● **GOAL**:
Reproduce the stretch from "This takes us" through "Moon, Western Desert)", word for word, from the blog post about titling the third book of a trilogy.

● **EXTRACTED TEXT**:
§
Once I understand what makes my stories extraordinary, and have narrowed down my tagline to who I am and what I write, then the web design should be easier. I also just finished taking an online web-design course to get me over my tech-fear, and DH has vowed to help me get set up on a WordPress site by the end of June when I launch Book Two in The Chronicles of Lily Carmichael, WESTERN DESERT.

This takes us to my third issue of the day, month, year…a title for the third book in the trilogy. Here are the parameters:

1) Title must be in adjective/noun format (Waning Moon, Western Desert)

2) It would be nice to keep with the “W” alliteration, but I’m not attached to that.

3) The title should reflect that Lily and Will are embarking on the final stage of their journey across a post-apocalyptic US. This time they are leaving Las Vegas and heading east along the southern route, which will take them through the Southern Swamps. (I already thought of that as a title but I think that would only work if there were a fourth book since this one will culminate in the final battle with the Industry and will take place in Chicago and then Vegas again. I do wish I had made it a series and not a trilogy…another lesson learned.)
§
● **MATERIAL PROVIDED**:
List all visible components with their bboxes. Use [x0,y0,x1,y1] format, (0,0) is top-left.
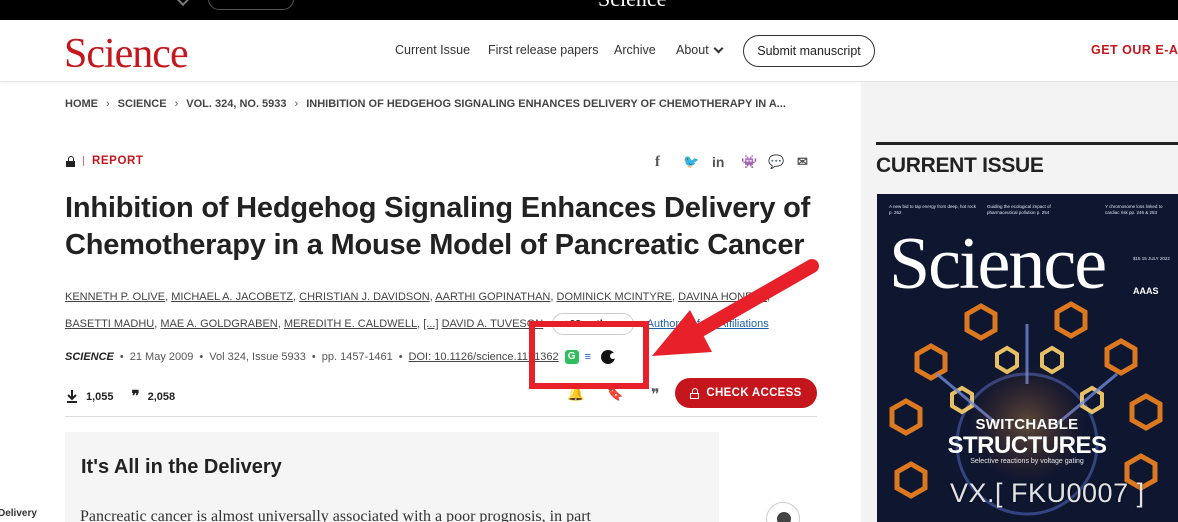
§
● **SOLVED EXERCISE**:
This takes us to my third issue of the day, month, year…a title for the third book in the trilogy. Here are the parameters:

1) Title must be in adjective/noun format (Waning Moon, Western Desert)